**Task A**
In the forum thread about transfer paper, what garment was the Imageclip sample transfer pressed on?

**Text section**

——————————

# Transfer paper needs no cutting?



## marcuskay (May 2, 2007)

Hi there,

Does anyone know, in addition to Duracotton, if there is any other brands of transfer paper that need no cutting at all? 

That is, no need to cut out the empty area of the transfer paper before applying heat press, and the result does not show the polymer at all.


----------



## dodank (May 4, 2007)

marcuskay said:


> Hi there,
> 
> Does anyone know, in addition to Duracotton, if there is any other brands of transfer paper that need no cutting at all?
> 
> That is, no need to cut out the empty area of the transfer paper before applying heat press, and the result does not show the polymer at all.


phototrans imageclip


----------



## Lnfortun (Feb 18, 2006)

Here is a link that shows images of Duracotton and Imageclip pressed on t-shirts:

http://www.t-shirtforums.com/heat-press-heat-transfers/t3801.html

Lots of topic about Imageclip.

Luis


----------



## Lnfortun (Feb 18, 2006)

marcuskay said:


> Hi there,
> 
> Does anyone know, in addition to Duracotton, if there is any other brands of transfer paper that need no cutting at all?
> 
> That is, no need to cut out the empty area of the transfer paper before applying heat press, and the result does not show the polymer at all.


Here is a sample of Imageclip transfer pressed on a pink Hanes Authentic Tagless 100% cotton. As you can see there is no polymer in unprinted area. I alos added a little twist to it. The hat has an embroidery look effect to it. See the closeup of the brim.







 







 
The hat has embroidered effect. The image is a closeup of the Brim with multiple Letter 'E" embroidery effect. Imageclip is good for any light color as long as you or your customer will accept the color of the shirt as a substitute for white. As you can see the image has pink eyes.​ 
Luis​


----------



## dodank (May 4, 2007)

lnfortun said:


> Here is a sample of Imageclip transfer pressed on a pink Hanes Authentic Tagless 100% cotton. As you can see there is no polymer in unprinted area. I alos added a little twist to it. The hat has an embroidery look effect to it. See the closeup of the brim.
> 
> 
> 
> ...


hi luis
that's what i love about imageclip. the pic is nice. how did u get that embroidery effect i like that


----------



## Lnfortun (Feb 18, 2006)

——————————

Rows from a dataset

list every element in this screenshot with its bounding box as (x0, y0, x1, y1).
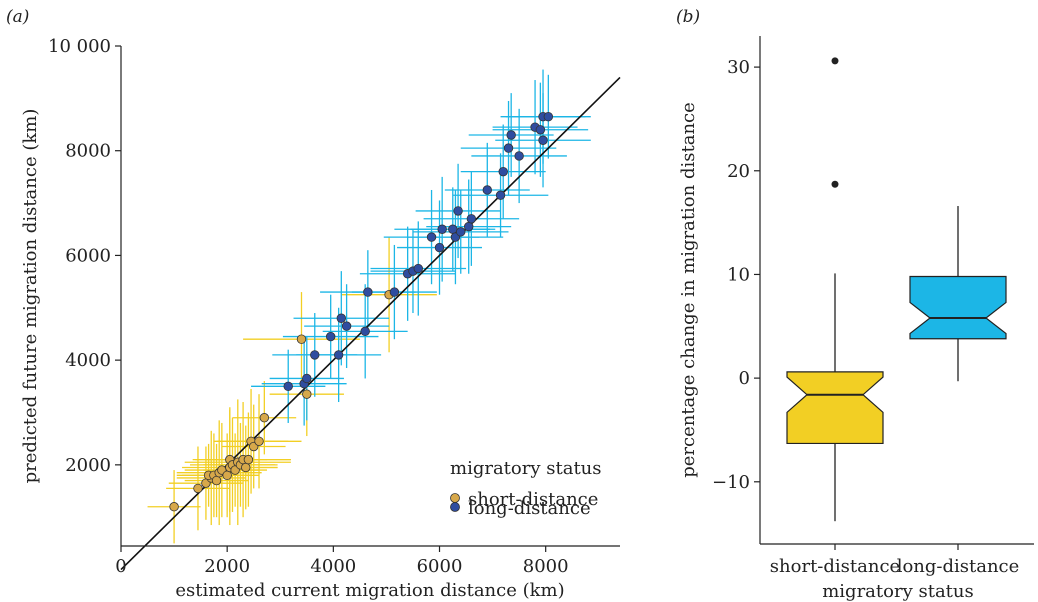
point-long (503, 143, 514, 153)
box-x-label: migratory status (822, 581, 974, 602)
x-tick-label: 6000 (417, 556, 463, 577)
legend-title: migratory status (450, 458, 602, 479)
panel-a-label: (a) (6, 7, 29, 27)
scatter-points (169, 111, 554, 512)
outlier-point (831, 57, 839, 65)
point-long (538, 135, 548, 145)
point-long (535, 125, 546, 135)
box-y-label: percentage change in migration distance (678, 102, 699, 478)
legend-marker-long (450, 502, 460, 512)
point-short (254, 436, 264, 446)
legend-marker-short (450, 493, 460, 503)
point-long (437, 224, 447, 234)
box-long (909, 275, 1007, 340)
y-tick-label: 20 (727, 161, 750, 182)
x-tick-label: 0 (115, 556, 126, 577)
point-long (464, 221, 474, 232)
x-tick-label: 2000 (204, 556, 250, 577)
point-short (211, 475, 222, 486)
y-tick-label: 10 (727, 264, 750, 285)
legend-entry-long: long-distance (468, 498, 591, 519)
legend-entry-short: short-distance (468, 489, 598, 510)
x-tick-label: 4000 (310, 556, 356, 577)
y-tick-label: −10 (712, 472, 750, 493)
scatter-x-label: estimated current migration distance (km… (175, 580, 564, 601)
x-tick-label: 8000 (523, 556, 569, 577)
x-tick-label: long-distance (897, 556, 1020, 577)
point-long (336, 313, 347, 323)
y-tick-label: 2000 (65, 455, 111, 476)
box-short (786, 371, 884, 445)
box-y-ticks: −10 0 10 20 30 (712, 57, 760, 493)
point-short (296, 334, 307, 344)
point-long (448, 224, 458, 234)
point-long (302, 373, 312, 384)
point-long (482, 185, 492, 195)
point-long (310, 350, 320, 360)
identity-line (120, 76, 621, 571)
point-long (363, 287, 373, 297)
point-long (466, 214, 477, 224)
y-tick-label: 6000 (65, 245, 111, 266)
point-long (341, 321, 352, 331)
point-long (506, 130, 516, 140)
point-long (498, 166, 508, 177)
point-short (193, 483, 203, 494)
point-short (243, 454, 254, 465)
point-long (434, 242, 445, 253)
point-long (389, 287, 400, 297)
y-tick-label: 30 (727, 57, 750, 78)
y-tick-label: 8000 (65, 141, 111, 162)
y-tick-label: 10 000 (48, 36, 111, 57)
point-long (283, 381, 293, 392)
outlier-point (831, 180, 839, 188)
point-long (426, 232, 437, 242)
y-tick-label: 0 (739, 368, 750, 389)
point-short (241, 462, 251, 473)
point-short (169, 502, 179, 512)
point-long (543, 111, 554, 122)
point-long (495, 190, 506, 200)
boxplots (786, 57, 1007, 522)
panel-b-label: (b) (676, 7, 700, 27)
point-long (325, 331, 336, 342)
point-long (413, 263, 423, 274)
scatter-y-label: predicted future migration distance (km) (20, 109, 41, 484)
scatter-x-ticks: 0 2000 4000 6000 8000 (115, 546, 569, 577)
x-tick-label: short-distance (770, 556, 900, 577)
point-long (514, 151, 524, 161)
point-long (360, 326, 370, 337)
point-long (453, 206, 463, 216)
y-tick-label: 4000 (65, 350, 111, 371)
point-long (333, 350, 344, 360)
point-short (222, 470, 232, 481)
point-short (259, 413, 270, 423)
scatter-legend: migratory status short-distance long-dis… (450, 458, 602, 519)
point-long (456, 227, 466, 237)
point-short (302, 389, 312, 399)
scatter-y-ticks: 2000 4000 6000 8000 10 000 (48, 36, 121, 476)
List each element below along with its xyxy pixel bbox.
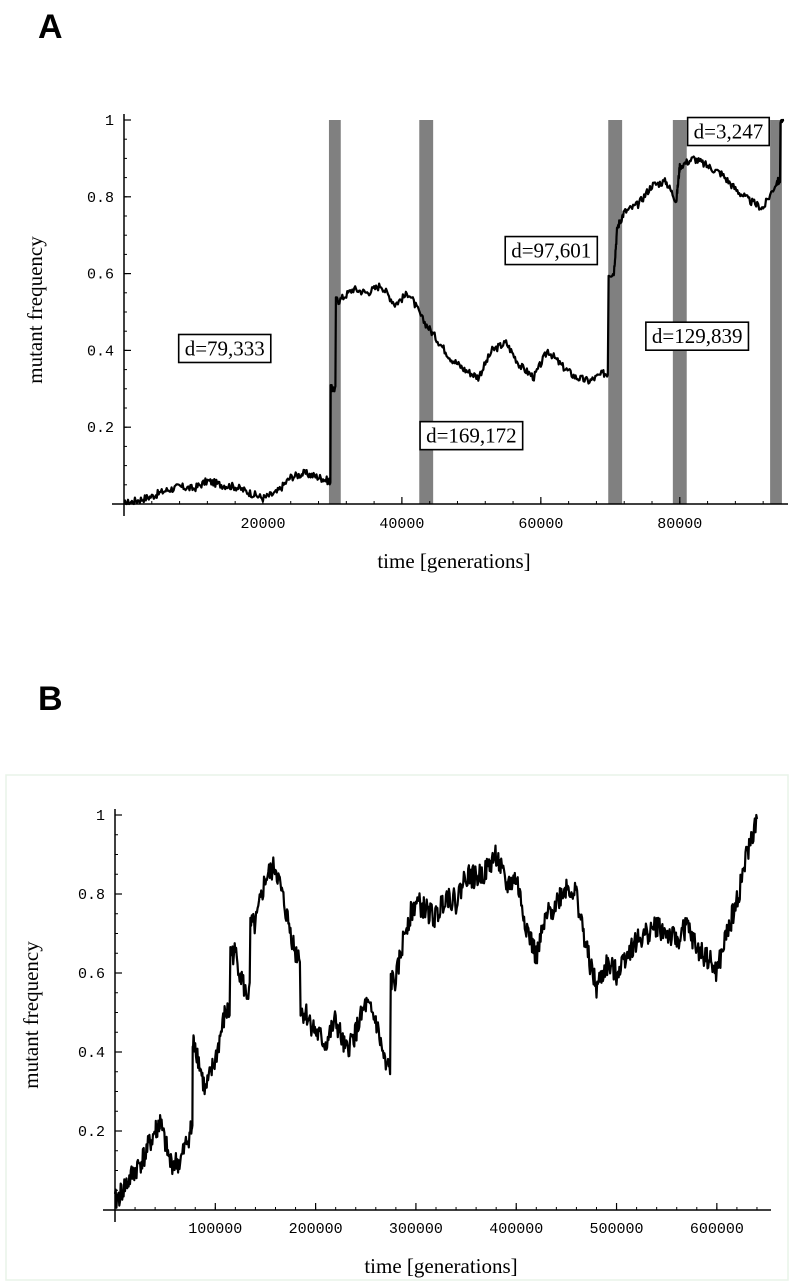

——————————

**Task B**
Render the lines of the records between the line holding "point-long (503, 143, 514, 153)" and the line holding "point-long (535, 125, 546, 135)", inclusive, as a numbered list.

**Complete response A**
A pink Hanes Authentic Tagless 100% cotton shirt.

**Complete response B**
1. point-long (503, 143, 514, 153)
2. box-x-label: migratory status (822, 581, 974, 602)
3. x-tick-label: 6000 (417, 556, 463, 577)
4. legend-title: migratory status (450, 458, 602, 479)
5. panel-a-label: (a) (6, 7, 29, 27)
6. scatter-points (169, 111, 554, 512)
7. outlier-point (831, 57, 839, 65)
8. point-long (538, 135, 548, 145)
9. point-long (535, 125, 546, 135)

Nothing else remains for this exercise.